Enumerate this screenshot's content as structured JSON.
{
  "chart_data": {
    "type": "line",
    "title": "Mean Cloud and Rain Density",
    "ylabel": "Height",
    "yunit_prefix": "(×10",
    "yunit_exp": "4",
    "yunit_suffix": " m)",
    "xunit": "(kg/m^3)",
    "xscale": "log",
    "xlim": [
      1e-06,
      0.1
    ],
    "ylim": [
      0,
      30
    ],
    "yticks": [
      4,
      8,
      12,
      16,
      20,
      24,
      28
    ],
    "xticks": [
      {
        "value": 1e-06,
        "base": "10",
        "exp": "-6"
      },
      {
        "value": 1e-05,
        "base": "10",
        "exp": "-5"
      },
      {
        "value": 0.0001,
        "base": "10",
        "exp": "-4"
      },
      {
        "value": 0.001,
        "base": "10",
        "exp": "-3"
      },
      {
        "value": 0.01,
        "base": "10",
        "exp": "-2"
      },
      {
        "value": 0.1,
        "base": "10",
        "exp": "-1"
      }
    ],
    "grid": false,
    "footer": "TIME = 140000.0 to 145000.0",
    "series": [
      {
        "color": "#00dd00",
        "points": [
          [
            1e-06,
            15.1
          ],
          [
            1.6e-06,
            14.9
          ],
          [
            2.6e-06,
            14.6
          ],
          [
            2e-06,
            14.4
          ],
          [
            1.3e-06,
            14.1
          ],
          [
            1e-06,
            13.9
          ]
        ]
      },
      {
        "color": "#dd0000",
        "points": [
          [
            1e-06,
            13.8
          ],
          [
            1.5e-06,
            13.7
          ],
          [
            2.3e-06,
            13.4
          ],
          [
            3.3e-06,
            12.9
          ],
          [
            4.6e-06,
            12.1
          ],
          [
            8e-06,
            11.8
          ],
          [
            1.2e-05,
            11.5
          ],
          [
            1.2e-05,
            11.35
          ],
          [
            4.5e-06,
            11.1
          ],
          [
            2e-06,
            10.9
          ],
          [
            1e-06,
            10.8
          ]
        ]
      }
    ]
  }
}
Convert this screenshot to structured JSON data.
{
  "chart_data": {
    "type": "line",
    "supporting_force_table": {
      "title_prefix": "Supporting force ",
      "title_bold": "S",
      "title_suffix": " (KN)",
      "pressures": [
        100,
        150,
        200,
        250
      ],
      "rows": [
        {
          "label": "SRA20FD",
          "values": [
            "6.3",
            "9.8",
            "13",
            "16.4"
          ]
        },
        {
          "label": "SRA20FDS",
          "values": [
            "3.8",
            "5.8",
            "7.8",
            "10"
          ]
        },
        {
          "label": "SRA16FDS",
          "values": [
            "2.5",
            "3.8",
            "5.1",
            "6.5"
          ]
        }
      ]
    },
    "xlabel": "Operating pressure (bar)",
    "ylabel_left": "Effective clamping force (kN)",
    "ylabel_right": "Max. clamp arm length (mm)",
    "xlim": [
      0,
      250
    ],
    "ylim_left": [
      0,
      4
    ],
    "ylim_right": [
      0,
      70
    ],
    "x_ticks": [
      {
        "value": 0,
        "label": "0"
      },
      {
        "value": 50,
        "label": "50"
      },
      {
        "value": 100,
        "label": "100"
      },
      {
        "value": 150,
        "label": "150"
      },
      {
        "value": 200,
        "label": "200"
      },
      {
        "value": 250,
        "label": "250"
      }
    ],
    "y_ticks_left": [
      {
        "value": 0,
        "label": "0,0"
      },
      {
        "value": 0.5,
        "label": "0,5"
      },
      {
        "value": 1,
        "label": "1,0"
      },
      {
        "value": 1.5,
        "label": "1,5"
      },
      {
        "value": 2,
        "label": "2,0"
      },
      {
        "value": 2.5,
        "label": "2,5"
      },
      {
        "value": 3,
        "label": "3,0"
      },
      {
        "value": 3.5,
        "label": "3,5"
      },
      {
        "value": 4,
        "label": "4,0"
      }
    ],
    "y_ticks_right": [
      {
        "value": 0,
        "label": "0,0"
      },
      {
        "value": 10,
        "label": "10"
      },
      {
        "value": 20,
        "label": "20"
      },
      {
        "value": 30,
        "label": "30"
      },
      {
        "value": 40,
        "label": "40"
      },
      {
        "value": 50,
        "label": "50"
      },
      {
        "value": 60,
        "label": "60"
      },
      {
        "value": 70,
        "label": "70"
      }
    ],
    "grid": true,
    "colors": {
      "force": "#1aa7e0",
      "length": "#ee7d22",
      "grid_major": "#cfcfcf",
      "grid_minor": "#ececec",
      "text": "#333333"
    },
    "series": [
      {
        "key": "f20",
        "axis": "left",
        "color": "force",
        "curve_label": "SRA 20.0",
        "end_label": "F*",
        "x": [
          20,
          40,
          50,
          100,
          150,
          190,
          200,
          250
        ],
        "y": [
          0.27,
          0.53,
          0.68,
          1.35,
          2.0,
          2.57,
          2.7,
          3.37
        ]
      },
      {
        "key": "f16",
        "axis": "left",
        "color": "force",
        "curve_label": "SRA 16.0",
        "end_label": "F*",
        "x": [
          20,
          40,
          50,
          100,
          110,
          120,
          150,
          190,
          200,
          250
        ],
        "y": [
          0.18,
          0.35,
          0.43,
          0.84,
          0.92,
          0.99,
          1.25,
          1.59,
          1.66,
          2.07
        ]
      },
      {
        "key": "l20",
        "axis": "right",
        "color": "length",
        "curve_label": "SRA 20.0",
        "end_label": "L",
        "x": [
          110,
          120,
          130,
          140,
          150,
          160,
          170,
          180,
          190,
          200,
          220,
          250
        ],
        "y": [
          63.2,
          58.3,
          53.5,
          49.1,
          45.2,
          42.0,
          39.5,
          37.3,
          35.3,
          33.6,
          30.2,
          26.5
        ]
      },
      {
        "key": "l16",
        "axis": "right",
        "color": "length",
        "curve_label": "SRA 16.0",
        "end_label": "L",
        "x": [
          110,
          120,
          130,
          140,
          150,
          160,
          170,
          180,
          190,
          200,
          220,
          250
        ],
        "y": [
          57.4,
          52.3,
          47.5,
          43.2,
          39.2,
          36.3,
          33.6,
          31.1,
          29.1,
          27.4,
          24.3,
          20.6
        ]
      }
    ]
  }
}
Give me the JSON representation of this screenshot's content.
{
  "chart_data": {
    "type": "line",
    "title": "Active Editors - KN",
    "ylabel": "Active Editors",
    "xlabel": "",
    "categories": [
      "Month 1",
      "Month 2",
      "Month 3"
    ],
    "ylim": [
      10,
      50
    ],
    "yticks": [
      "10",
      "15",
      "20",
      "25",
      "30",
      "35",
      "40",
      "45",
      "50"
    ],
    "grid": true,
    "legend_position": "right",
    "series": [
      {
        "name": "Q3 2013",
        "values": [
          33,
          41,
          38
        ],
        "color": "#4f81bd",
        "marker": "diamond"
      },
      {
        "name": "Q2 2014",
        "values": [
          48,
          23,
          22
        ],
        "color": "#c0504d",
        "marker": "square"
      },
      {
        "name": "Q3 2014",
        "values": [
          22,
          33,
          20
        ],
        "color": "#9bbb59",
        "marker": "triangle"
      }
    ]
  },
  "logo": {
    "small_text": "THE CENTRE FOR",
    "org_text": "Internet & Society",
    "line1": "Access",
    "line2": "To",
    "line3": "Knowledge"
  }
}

== Requirement ==
The word "screenshot" may turn up on some lines of these records; say how many, with no other words.

== Exercise response ==
3